(Stored data entries)

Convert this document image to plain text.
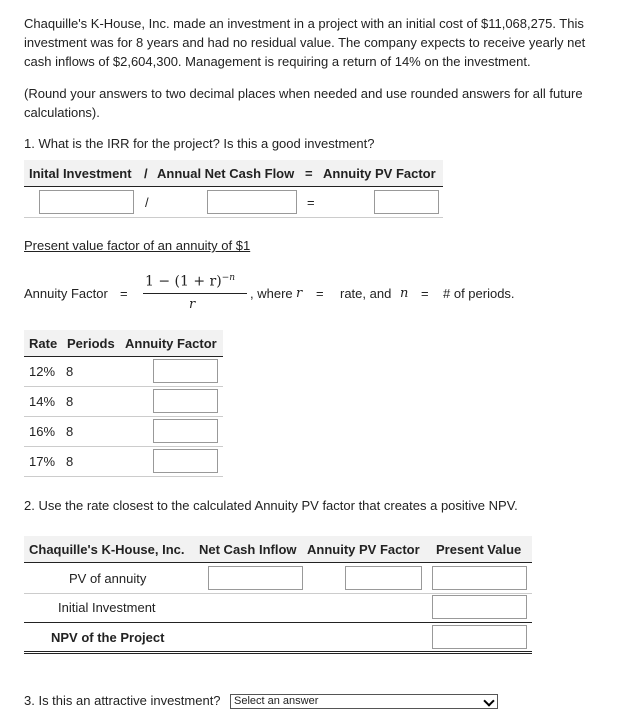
Chaquille's K-House, Inc. made an investment in a project with an initial cost of $11,068,275. This investment was for 8 years and had no residual value. The company expects to receive yearly net cash inflows of $2,604,300. Management is requiring a return of 14% on the investment.
(Round your answers to two decimal places when needed and use rounded answers for all future calculations).
1. What is the IRR for the project? Is this a good investment?
Inital Investment / Annual Net Cash Flow = Annuity PV Factor
/	=
Present value factor of an annuity of $1
Annuity Factor =
$1 - (1 + r)^{-n}$
r
, where r = rate, and n = # of periods.
Rate Periods Annuity Factor
12% 8
14% 8
16% 8
17% 8
2. Use the rate closest to the calculated Annuity PV factor that creates a positive NPV.
Chaquille's K-House, Inc. Net Cash Inflow Annuity PV Factor Present Value
PV of annuity
Initial Investment
NPV of the Project
3. Is this an attractive investment?	Select an answer
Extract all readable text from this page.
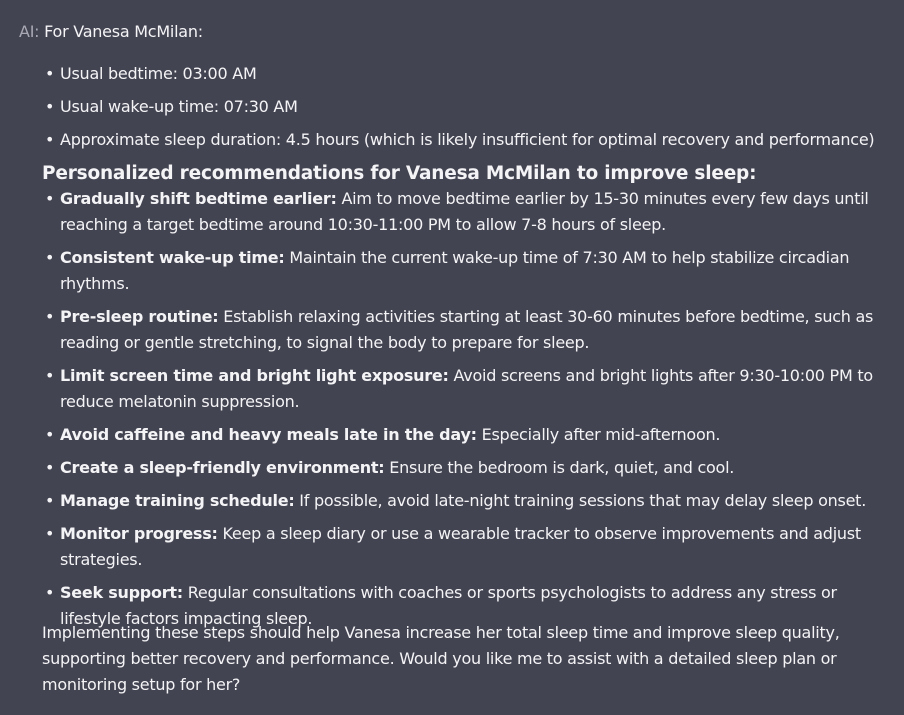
AI: For Vanesa McMilan:
• Usual bedtime: 03:00 AM
• Usual wake-up time: 07:30 AM
• Approximate sleep duration: 4.5 hours (which is likely insufficient for optimal recovery and performance)
Personalized recommendations for Vanesa McMilan to improve sleep:
• Gradually shift bedtime earlier: Aim to move bedtime earlier by 15-30 minutes every few days until reaching a target bedtime around 10:30-11:00 PM to allow 7-8 hours of sleep.
• Consistent wake-up time: Maintain the current wake-up time of 7:30 AM to help stabilize circadian rhythms.
• Pre-sleep routine: Establish relaxing activities starting at least 30-60 minutes before bedtime, such as reading or gentle stretching, to signal the body to prepare for sleep.
• Limit screen time and bright light exposure: Avoid screens and bright lights after 9:30-10:00 PM to reduce melatonin suppression.
• Avoid caffeine and heavy meals late in the day: Especially after mid-afternoon.
• Create a sleep-friendly environment: Ensure the bedroom is dark, quiet, and cool.
• Manage training schedule: If possible, avoid late-night training sessions that may delay sleep onset.
• Monitor progress: Keep a sleep diary or use a wearable tracker to observe improvements and adjust strategies.
• Seek support: Regular consultations with coaches or sports psychologists to address any stress or lifestyle factors impacting sleep.
Implementing these steps should help Vanesa increase her total sleep time and improve sleep quality, supporting better recovery and performance. Would you like me to assist with a detailed sleep plan or monitoring setup for her?
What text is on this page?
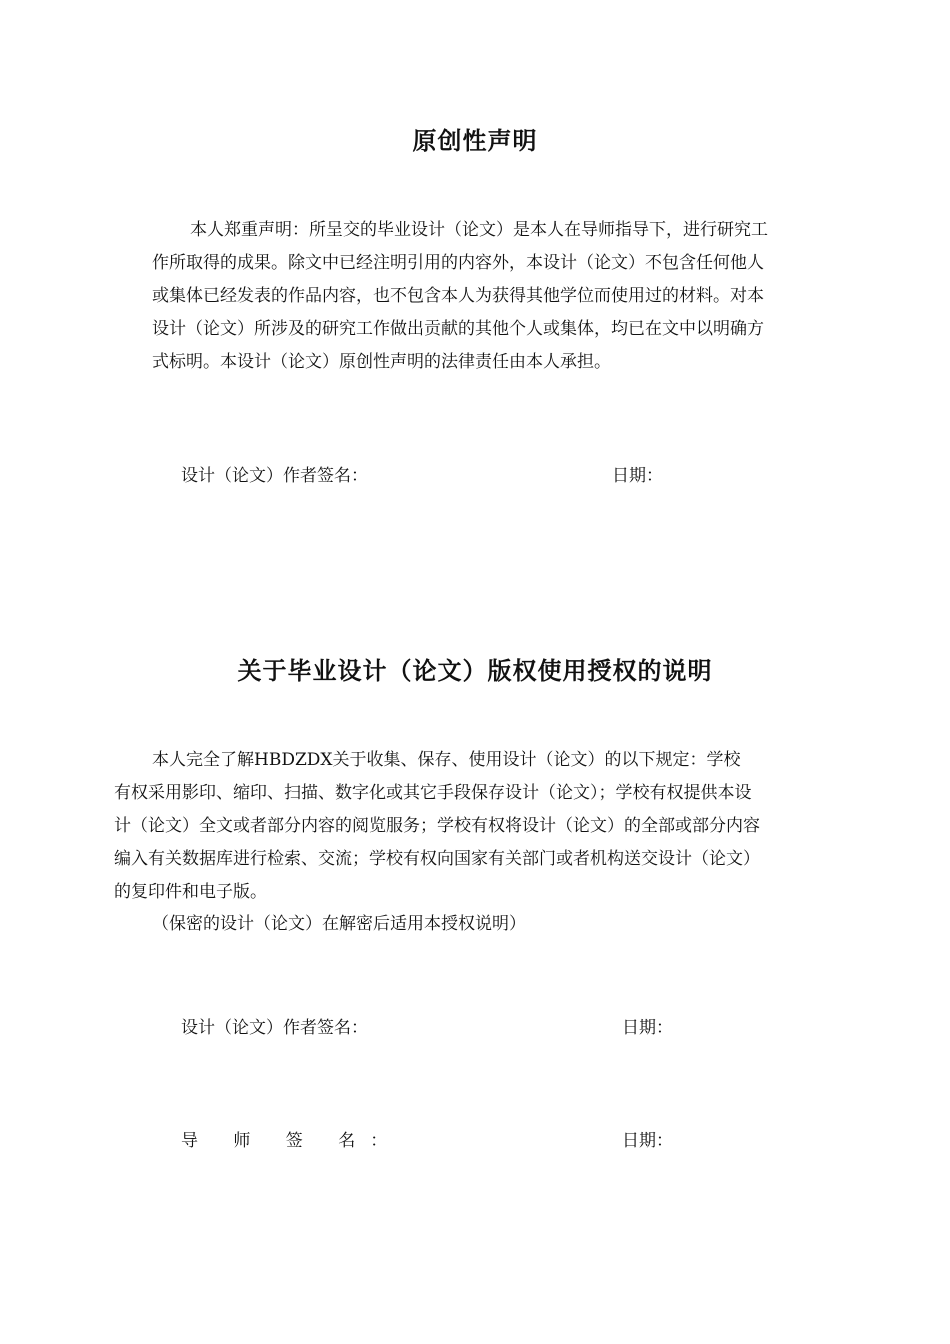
原创性声明
本人郑重声明：所呈交的毕业设计（论文）是本人在导师指导下，进行研究工
作所取得的成果。除文中已经注明引用的内容外，本设计（论文）不包含任何他人
或集体已经发表的作品内容，也不包含本人为获得其他学位而使用过的材料。对本
设计（论文）所涉及的研究工作做出贡献的其他个人或集体，均已在文中以明确方
式标明。本设计（论文）原创性声明的法律责任由本人承担。
设计（论文）作者签名：	日期：
关于毕业设计（论文）版权使用授权的说明
本人完全了解HBDZDX关于收集、保存、使用设计（论文）的以下规定：学校
有权采用影印、缩印、扫描、数字化或其它手段保存设计（论文）；学校有权提供本设
计（论文）全文或者部分内容的阅览服务；学校有权将设计（论文）的全部或部分内容
编入有关数据库进行检索、交流；学校有权向国家有关部门或者机构送交设计（论文）
的复印件和电子版。
（保密的设计（论文）在解密后适用本授权说明）
设计（论文）作者签名：	日期：
导 师 签 名：	日期：
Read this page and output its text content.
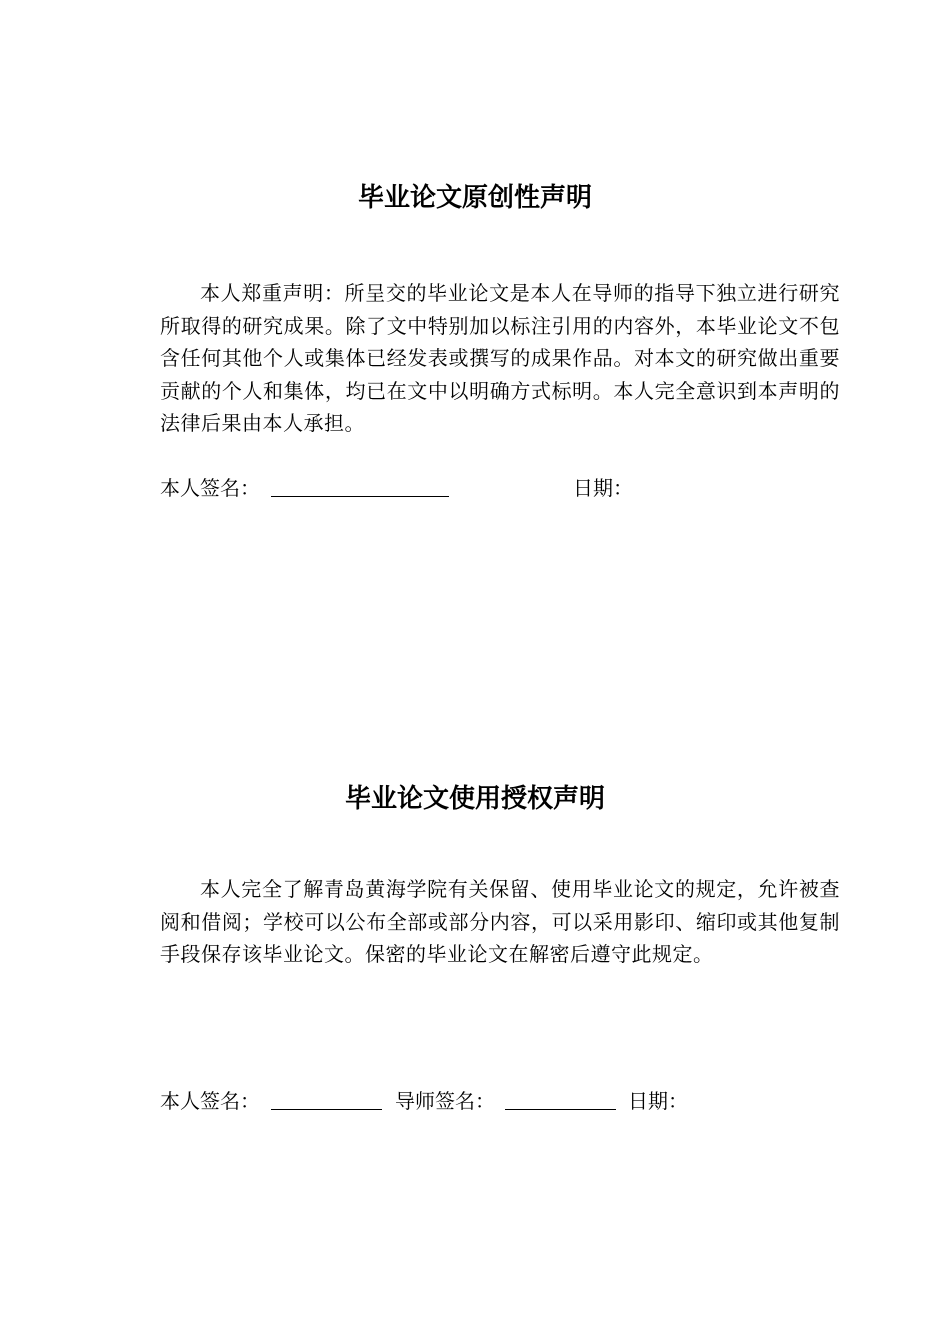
毕业论文原创性声明

本人郑重声明：所呈交的毕业论文是本人在导师的指导下独立进行研究所取得的研究成果。除了文中特别加以标注引用的内容外，本毕业论文不包含任何其他个人或集体已经发表或撰写的成果作品。对本文的研究做出重要贡献的个人和集体，均已在文中以明确方式标明。本人完全意识到本声明的法律后果由本人承担。

本人签名：	日期：
毕业论文使用授权声明

本人完全了解青岛黄海学院有关保留、使用毕业论文的规定，允许被查阅和借阅；学校可以公布全部或部分内容，可以采用影印、缩印或其他复制手段保存该毕业论文。保密的毕业论文在解密后遵守此规定。

本人签名：	导师签名：	日期：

Objective ▸
Write out again every line above exactly as given; the pictures do not belong in the copy.

Response to the exercise ▸
Convert this document image to plain text.
Chaquille's K-House, Inc. made an investment in a project with an initial cost of $11,068,275. This investment was for 8 years and had no residual value. The company expects to receive yearly net cash inflows of $2,604,300. Management is requiring a return of 14% on the investment.
(Round your answers to two decimal places when needed and use rounded answers for all future calculations).
1. What is the IRR for the project? Is this a good investment?
Inital Investment / Annual Net Cash Flow = Annuity PV Factor
/	=
Present value factor of an annuity of $1
Annuity Factor =
$1 - (1 + r)^{-n}$
r
, where r = rate, and n = # of periods.
Rate Periods Annuity Factor
12% 8
14% 8
16% 8
17% 8
2. Use the rate closest to the calculated Annuity PV factor that creates a positive NPV.
Chaquille's K-House, Inc. Net Cash Inflow Annuity PV Factor Present Value
PV of annuity
Initial Investment
NPV of the Project
3. Is this an attractive investment?	Select an answer
Extract all readable text from this page.
AI: For Vanesa McMilan:
• Usual bedtime: 03:00 AM
• Usual wake-up time: 07:30 AM
• Approximate sleep duration: 4.5 hours (which is likely insufficient for optimal recovery and performance)
Personalized recommendations for Vanesa McMilan to improve sleep:
• Gradually shift bedtime earlier: Aim to move bedtime earlier by 15-30 minutes every few days until reaching a target bedtime around 10:30-11:00 PM to allow 7-8 hours of sleep.
• Consistent wake-up time: Maintain the current wake-up time of 7:30 AM to help stabilize circadian rhythms.
• Pre-sleep routine: Establish relaxing activities starting at least 30-60 minutes before bedtime, such as reading or gentle stretching, to signal the body to prepare for sleep.
• Limit screen time and bright light exposure: Avoid screens and bright lights after 9:30-10:00 PM to reduce melatonin suppression.
• Avoid caffeine and heavy meals late in the day: Especially after mid-afternoon.
• Create a sleep-friendly environment: Ensure the bedroom is dark, quiet, and cool.
• Manage training schedule: If possible, avoid late-night training sessions that may delay sleep onset.
• Monitor progress: Keep a sleep diary or use a wearable tracker to observe improvements and adjust strategies.
• Seek support: Regular consultations with coaches or sports psychologists to address any stress or lifestyle factors impacting sleep.
Implementing these steps should help Vanesa increase her total sleep time and improve sleep quality, supporting better recovery and performance. Would you like me to assist with a detailed sleep plan or monitoring setup for her?
What text is on this page?
原创性声明
本人郑重声明：所呈交的毕业设计（论文）是本人在导师指导下，进行研究工
作所取得的成果。除文中已经注明引用的内容外，本设计（论文）不包含任何他人
或集体已经发表的作品内容，也不包含本人为获得其他学位而使用过的材料。对本
设计（论文）所涉及的研究工作做出贡献的其他个人或集体，均已在文中以明确方
式标明。本设计（论文）原创性声明的法律责任由本人承担。
设计（论文）作者签名：	日期：
关于毕业设计（论文）版权使用授权的说明
本人完全了解HBDZDX关于收集、保存、使用设计（论文）的以下规定：学校
有权采用影印、缩印、扫描、数字化或其它手段保存设计（论文）；学校有权提供本设
计（论文）全文或者部分内容的阅览服务；学校有权将设计（论文）的全部或部分内容
编入有关数据库进行检索、交流；学校有权向国家有关部门或者机构送交设计（论文）
的复印件和电子版。
（保密的设计（论文）在解密后适用本授权说明）
设计（论文）作者签名：	日期：
导 师 签 名：	日期：
Read this page and output its text content.
毕业论文原创性声明

本人郑重声明：所呈交的毕业论文是本人在导师的指导下独立进行研究所取得的研究成果。除了文中特别加以标注引用的内容外，本毕业论文不包含任何其他个人或集体已经发表或撰写的成果作品。对本文的研究做出重要贡献的个人和集体，均已在文中以明确方式标明。本人完全意识到本声明的法律后果由本人承担。

本人签名：	日期：
毕业论文使用授权声明

本人完全了解青岛黄海学院有关保留、使用毕业论文的规定，允许被查阅和借阅；学校可以公布全部或部分内容，可以采用影印、缩印或其他复制手段保存该毕业论文。保密的毕业论文在解密后遵守此规定。

本人签名：	导师签名：	日期：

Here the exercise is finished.